◆ **WHAT IS ASKED**: Rewrite the data from its first line through the line containing "Itemize the components", changing "mg/L" to "ppm" and leaving every other part of those lines unchanged.
--- Start of RECORDED DATA ---
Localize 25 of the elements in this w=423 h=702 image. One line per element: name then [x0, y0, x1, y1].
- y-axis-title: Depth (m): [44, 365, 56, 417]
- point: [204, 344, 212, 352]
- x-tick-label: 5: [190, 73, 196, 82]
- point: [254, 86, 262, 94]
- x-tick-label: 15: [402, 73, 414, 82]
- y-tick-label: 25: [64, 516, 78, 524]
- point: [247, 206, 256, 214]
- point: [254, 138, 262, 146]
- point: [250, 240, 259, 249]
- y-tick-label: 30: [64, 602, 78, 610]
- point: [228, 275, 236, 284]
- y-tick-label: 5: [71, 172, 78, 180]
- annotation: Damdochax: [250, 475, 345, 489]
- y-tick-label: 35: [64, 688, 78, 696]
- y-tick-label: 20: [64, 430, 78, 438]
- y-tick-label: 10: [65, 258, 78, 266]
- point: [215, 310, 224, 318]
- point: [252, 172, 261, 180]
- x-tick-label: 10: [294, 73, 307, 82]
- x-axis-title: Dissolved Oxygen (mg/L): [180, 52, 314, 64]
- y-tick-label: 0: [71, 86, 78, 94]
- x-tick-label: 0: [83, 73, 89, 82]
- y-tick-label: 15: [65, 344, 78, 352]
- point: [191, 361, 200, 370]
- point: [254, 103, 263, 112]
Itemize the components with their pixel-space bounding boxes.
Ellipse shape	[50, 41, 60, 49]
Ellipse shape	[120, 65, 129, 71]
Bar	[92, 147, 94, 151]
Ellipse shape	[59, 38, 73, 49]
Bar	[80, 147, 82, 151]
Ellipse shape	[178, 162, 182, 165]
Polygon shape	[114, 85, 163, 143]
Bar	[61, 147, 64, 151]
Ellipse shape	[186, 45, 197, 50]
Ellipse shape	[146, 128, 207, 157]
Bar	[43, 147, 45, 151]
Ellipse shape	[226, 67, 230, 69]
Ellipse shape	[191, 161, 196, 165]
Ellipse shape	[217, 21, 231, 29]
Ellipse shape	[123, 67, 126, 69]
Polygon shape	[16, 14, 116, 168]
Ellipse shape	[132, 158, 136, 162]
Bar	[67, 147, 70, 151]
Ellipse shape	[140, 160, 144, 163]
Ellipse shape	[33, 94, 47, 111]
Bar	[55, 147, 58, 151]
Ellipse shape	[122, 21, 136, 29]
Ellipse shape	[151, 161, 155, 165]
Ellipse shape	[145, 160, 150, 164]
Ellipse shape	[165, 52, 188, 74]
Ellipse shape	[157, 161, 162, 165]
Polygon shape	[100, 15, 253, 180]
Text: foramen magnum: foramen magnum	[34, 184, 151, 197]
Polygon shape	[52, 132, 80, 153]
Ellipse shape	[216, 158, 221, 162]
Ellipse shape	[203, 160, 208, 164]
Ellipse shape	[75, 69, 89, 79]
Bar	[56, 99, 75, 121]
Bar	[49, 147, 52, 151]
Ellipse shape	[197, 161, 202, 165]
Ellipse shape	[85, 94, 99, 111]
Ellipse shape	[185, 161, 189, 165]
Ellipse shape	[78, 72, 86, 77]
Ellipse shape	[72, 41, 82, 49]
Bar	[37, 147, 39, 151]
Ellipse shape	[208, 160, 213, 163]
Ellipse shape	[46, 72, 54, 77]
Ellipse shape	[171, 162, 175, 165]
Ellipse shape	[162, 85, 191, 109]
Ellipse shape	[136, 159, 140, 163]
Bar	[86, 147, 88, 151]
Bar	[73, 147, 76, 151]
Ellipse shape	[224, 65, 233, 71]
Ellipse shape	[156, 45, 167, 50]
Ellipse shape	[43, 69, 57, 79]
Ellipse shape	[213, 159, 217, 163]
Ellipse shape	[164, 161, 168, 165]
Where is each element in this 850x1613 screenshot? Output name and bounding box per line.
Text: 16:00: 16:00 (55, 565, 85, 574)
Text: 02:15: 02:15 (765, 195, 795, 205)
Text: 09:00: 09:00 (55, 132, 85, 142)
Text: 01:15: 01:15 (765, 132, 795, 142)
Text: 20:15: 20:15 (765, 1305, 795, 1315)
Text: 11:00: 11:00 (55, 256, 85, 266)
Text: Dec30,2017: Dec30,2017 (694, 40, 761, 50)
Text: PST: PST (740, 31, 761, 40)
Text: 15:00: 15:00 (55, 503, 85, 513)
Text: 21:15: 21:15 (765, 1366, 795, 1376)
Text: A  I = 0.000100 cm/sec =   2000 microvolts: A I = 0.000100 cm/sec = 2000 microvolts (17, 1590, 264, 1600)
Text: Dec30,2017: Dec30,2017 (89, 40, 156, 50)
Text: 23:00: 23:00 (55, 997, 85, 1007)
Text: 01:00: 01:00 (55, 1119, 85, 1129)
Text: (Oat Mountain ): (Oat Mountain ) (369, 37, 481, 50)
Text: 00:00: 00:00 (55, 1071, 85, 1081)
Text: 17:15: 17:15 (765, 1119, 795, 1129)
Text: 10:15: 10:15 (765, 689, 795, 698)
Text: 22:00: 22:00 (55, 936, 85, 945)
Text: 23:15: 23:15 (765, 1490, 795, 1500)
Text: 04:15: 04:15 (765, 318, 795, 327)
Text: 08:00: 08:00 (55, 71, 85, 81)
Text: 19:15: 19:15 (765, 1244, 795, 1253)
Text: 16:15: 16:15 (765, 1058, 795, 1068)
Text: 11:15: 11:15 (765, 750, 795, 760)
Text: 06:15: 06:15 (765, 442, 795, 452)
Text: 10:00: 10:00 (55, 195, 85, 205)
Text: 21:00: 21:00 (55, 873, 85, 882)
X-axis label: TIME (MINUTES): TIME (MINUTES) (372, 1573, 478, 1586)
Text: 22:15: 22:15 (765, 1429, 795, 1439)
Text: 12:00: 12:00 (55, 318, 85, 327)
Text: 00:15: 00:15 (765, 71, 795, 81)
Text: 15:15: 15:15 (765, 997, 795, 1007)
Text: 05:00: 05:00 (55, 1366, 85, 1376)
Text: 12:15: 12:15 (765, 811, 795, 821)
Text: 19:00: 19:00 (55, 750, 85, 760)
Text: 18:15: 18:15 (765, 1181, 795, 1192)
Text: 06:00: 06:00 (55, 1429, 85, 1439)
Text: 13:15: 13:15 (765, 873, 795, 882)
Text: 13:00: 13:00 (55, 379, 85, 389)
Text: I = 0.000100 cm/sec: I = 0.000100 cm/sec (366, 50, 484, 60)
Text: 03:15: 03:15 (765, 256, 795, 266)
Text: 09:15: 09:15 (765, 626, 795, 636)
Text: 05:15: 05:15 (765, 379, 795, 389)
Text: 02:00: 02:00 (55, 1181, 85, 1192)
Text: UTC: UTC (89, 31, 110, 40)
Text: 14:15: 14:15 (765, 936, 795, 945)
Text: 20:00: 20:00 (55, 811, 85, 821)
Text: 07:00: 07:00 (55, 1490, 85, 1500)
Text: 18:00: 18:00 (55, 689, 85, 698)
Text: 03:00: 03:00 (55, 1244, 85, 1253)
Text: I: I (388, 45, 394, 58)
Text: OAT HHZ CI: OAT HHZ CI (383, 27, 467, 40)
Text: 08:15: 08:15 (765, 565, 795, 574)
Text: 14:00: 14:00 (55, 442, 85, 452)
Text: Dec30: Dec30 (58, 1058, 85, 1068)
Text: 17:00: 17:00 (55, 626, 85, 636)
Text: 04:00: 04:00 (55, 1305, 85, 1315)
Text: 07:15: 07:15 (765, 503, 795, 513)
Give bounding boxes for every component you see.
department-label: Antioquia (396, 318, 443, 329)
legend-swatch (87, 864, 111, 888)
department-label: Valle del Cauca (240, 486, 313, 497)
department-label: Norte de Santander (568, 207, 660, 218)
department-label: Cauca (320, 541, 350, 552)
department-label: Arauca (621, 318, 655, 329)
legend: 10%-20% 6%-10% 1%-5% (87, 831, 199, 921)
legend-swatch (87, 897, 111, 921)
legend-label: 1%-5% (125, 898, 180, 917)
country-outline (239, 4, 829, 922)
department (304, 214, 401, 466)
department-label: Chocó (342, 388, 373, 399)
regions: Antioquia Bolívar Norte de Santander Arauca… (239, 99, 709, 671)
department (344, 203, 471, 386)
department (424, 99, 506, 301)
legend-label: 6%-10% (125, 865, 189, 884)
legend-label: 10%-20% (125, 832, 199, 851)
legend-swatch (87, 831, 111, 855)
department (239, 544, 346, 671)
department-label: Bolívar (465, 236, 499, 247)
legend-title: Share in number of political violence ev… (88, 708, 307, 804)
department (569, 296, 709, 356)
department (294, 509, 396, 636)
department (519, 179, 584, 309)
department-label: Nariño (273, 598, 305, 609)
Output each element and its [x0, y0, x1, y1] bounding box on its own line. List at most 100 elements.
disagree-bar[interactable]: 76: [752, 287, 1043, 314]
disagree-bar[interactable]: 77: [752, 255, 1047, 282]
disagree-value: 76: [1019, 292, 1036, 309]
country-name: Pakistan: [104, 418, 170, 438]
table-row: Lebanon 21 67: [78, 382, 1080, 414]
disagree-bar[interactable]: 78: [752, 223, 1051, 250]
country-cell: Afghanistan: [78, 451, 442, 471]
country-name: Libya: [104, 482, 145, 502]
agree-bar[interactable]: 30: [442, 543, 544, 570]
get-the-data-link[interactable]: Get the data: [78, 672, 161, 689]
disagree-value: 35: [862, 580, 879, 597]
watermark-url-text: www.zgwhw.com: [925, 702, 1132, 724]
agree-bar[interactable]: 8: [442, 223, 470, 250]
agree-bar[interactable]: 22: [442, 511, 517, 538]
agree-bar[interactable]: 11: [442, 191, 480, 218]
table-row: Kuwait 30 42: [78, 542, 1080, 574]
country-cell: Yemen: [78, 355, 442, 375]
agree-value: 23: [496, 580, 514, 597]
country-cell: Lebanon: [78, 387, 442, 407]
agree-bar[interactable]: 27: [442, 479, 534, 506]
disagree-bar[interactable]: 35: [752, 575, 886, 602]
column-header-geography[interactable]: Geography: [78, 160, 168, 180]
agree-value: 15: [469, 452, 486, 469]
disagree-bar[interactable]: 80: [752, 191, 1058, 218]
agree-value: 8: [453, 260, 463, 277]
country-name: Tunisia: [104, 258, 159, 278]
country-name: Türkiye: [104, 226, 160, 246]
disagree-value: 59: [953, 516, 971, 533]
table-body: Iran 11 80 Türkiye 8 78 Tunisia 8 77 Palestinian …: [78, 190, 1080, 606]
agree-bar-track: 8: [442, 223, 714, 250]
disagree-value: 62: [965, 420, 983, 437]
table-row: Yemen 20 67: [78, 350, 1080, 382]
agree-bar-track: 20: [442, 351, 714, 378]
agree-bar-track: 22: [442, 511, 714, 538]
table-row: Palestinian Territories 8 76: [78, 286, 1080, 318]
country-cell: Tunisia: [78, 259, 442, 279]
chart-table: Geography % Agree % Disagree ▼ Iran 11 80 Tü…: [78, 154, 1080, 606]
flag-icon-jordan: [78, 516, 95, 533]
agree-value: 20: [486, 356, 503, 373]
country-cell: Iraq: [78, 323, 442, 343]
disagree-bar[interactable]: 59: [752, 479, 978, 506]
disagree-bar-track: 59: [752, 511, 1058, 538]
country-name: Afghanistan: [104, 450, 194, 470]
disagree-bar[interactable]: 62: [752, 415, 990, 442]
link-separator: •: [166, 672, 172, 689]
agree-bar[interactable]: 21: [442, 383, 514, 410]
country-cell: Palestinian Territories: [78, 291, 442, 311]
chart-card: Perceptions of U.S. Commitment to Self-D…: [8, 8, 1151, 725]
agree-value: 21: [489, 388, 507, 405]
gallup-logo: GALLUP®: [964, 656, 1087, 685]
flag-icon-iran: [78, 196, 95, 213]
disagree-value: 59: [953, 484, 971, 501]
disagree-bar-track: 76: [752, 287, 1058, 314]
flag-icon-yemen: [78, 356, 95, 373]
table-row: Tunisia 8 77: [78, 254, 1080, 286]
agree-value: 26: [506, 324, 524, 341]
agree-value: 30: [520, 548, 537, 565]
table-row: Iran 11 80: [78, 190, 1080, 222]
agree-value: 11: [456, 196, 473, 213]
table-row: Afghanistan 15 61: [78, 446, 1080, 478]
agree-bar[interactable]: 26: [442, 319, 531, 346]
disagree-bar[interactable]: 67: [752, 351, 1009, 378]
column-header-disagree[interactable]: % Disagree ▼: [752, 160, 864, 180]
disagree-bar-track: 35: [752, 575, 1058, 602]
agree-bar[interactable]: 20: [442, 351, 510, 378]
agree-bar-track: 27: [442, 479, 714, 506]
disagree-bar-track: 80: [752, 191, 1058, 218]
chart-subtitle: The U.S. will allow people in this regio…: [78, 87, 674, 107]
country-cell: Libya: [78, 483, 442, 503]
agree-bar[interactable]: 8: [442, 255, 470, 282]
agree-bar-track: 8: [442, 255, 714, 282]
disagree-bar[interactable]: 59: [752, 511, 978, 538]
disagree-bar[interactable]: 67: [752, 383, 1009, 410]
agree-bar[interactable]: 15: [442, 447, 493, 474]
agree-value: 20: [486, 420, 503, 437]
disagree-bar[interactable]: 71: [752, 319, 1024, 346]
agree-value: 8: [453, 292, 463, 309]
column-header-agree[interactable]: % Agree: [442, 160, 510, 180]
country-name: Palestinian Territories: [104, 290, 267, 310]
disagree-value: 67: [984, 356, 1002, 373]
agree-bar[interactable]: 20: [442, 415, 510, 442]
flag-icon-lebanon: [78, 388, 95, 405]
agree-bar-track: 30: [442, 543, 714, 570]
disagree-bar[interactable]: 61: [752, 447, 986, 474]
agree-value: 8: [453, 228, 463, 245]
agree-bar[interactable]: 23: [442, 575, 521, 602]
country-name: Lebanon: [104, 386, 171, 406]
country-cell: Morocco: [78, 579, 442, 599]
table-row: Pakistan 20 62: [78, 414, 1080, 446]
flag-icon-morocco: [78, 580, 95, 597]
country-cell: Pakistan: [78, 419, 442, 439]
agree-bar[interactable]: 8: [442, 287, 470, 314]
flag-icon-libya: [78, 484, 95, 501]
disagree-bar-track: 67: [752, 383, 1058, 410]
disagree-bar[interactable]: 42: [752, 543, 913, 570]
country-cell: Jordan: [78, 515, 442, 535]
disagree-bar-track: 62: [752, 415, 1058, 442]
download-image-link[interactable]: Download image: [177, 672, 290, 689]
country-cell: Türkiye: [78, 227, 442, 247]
--- End of RECORDED DATA ---
◆ **COMPLETED TASK**:
Localize 25 of the elements in this w=423 h=702 image. One line per element: name then [x0, y0, x1, y1].
- y-axis-title: Depth (m): [44, 365, 56, 417]
- point: [204, 344, 212, 352]
- x-tick-label: 5: [190, 73, 196, 82]
- point: [254, 86, 262, 94]
- x-tick-label: 15: [402, 73, 414, 82]
- y-tick-label: 25: [64, 516, 78, 524]
- point: [247, 206, 256, 214]
- point: [254, 138, 262, 146]
- point: [250, 240, 259, 249]
- y-tick-label: 30: [64, 602, 78, 610]
- point: [228, 275, 236, 284]
- y-tick-label: 5: [71, 172, 78, 180]
- annotation: Damdochax: [250, 475, 345, 489]
- y-tick-label: 35: [64, 688, 78, 696]
- y-tick-label: 20: [64, 430, 78, 438]
- y-tick-label: 10: [65, 258, 78, 266]
- point: [215, 310, 224, 318]
- point: [252, 172, 261, 180]
- x-tick-label: 10: [294, 73, 307, 82]
- x-axis-title: Dissolved Oxygen (ppm): [180, 52, 314, 64]
- y-tick-label: 0: [71, 86, 78, 94]
- x-tick-label: 0: [83, 73, 89, 82]
- y-tick-label: 15: [65, 344, 78, 352]
- point: [191, 361, 200, 370]
- point: [254, 103, 263, 112]
Itemize the components with their pixel-space bounding boxes.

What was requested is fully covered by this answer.